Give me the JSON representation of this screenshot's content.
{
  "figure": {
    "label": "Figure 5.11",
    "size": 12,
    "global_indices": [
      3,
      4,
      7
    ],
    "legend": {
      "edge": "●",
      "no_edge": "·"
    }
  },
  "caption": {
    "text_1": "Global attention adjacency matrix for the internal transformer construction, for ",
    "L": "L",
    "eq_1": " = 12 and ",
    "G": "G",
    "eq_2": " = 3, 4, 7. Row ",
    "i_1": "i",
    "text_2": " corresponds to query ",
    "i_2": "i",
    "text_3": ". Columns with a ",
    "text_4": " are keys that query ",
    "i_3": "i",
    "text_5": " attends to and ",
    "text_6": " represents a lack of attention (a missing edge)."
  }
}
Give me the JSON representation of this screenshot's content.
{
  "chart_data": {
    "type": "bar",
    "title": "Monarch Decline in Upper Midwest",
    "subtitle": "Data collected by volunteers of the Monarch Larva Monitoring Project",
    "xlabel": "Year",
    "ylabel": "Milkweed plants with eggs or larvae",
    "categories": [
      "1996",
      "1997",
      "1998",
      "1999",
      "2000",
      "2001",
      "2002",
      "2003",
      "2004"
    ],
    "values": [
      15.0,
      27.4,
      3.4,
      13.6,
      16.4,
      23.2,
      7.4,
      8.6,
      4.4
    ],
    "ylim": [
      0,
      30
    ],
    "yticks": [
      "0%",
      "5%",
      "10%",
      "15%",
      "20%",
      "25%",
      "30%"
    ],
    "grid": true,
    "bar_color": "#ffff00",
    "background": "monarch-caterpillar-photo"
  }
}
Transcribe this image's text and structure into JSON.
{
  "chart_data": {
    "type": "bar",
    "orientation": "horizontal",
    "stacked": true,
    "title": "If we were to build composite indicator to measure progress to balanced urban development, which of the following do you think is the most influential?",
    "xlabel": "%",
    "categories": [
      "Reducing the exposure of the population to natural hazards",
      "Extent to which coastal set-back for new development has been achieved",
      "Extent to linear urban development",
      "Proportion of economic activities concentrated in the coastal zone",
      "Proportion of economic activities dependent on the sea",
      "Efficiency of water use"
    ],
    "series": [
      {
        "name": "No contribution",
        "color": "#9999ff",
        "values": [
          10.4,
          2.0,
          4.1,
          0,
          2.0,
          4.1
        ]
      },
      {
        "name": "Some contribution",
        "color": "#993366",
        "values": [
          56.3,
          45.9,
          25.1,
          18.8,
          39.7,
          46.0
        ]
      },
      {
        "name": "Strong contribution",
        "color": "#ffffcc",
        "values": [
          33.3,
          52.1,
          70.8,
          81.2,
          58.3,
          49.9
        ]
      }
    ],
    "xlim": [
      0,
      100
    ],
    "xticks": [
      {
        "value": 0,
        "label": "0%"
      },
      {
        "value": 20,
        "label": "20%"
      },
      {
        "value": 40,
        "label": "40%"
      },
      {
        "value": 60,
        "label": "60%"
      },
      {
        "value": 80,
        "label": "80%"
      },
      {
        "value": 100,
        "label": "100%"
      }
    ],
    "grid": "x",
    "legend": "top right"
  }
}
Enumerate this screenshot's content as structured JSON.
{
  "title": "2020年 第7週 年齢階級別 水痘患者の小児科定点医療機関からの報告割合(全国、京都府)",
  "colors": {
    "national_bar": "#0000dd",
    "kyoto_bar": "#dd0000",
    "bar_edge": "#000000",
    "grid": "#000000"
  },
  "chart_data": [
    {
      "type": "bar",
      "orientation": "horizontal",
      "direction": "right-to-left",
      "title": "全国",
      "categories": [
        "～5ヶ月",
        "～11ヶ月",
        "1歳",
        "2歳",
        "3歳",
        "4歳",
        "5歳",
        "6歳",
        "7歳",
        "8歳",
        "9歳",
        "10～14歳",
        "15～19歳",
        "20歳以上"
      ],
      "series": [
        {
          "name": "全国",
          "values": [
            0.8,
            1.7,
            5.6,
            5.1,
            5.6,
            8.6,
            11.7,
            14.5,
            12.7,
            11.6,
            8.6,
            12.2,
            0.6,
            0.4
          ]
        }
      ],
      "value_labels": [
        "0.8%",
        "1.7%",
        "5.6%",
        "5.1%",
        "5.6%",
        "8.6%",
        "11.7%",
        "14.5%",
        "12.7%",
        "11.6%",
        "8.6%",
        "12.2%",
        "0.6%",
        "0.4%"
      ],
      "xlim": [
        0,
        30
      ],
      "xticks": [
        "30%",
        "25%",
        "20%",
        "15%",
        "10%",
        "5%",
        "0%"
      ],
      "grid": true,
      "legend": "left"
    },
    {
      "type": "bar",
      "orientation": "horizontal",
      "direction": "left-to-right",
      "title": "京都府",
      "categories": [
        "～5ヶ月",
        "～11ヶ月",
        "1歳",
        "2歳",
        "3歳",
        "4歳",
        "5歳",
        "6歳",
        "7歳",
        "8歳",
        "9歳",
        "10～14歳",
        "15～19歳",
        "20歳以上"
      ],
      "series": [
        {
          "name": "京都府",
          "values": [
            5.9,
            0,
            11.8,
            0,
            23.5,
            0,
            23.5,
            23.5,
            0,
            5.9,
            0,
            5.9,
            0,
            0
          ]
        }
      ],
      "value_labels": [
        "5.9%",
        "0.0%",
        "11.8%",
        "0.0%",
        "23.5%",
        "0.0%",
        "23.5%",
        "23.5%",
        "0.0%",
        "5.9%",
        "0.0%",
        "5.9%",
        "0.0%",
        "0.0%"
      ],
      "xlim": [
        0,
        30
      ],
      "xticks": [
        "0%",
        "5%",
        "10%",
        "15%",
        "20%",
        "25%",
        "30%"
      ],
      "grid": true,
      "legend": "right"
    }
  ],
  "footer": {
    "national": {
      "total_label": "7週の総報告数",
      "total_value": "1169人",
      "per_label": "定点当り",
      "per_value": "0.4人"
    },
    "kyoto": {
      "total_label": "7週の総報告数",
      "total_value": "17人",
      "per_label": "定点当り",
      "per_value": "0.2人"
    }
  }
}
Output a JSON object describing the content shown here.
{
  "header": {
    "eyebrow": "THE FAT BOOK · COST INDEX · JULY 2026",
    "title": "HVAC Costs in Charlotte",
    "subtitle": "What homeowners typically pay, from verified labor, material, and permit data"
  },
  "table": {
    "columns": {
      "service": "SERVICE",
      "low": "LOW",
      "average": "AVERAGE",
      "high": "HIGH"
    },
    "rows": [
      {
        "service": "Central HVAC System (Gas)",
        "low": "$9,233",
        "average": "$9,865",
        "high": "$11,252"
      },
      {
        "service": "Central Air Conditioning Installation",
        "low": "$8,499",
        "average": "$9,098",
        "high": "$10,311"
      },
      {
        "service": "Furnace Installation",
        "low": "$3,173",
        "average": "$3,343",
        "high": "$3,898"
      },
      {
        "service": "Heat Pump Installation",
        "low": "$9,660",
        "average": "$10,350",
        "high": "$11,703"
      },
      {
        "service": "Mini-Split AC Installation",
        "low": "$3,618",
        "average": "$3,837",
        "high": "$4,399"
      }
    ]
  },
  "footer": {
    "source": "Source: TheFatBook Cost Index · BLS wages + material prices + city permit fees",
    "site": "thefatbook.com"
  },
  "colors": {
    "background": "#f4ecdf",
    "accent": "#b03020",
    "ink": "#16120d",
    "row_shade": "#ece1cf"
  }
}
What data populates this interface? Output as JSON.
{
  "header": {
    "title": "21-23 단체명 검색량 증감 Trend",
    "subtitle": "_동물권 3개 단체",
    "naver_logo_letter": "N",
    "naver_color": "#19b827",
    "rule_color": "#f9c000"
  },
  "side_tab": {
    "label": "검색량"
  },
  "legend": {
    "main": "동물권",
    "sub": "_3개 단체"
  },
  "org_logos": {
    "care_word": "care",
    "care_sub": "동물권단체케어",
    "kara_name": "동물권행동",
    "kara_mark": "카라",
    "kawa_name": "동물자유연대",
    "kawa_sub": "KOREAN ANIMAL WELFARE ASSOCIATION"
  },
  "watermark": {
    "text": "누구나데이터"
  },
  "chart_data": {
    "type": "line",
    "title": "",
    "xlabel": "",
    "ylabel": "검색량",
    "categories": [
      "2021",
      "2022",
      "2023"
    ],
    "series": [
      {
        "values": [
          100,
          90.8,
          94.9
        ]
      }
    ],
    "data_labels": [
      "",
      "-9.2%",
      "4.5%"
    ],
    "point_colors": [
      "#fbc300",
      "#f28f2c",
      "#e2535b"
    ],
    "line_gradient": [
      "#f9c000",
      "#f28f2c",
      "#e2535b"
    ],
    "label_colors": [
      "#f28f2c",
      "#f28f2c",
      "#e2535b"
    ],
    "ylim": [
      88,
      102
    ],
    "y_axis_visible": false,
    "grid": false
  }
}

* _PROBLEM STATEMENT_
Pull out all lines containing the word "development" from the entries above.

* _PROBLEM SOLUTION_
    "title": "If we were to build composite indicator to measure progress to balanced urban development, which of the following do you think is the most influential?",
      "Extent to which coastal set-back for new development has been achieved",
      "Extent to linear urban development",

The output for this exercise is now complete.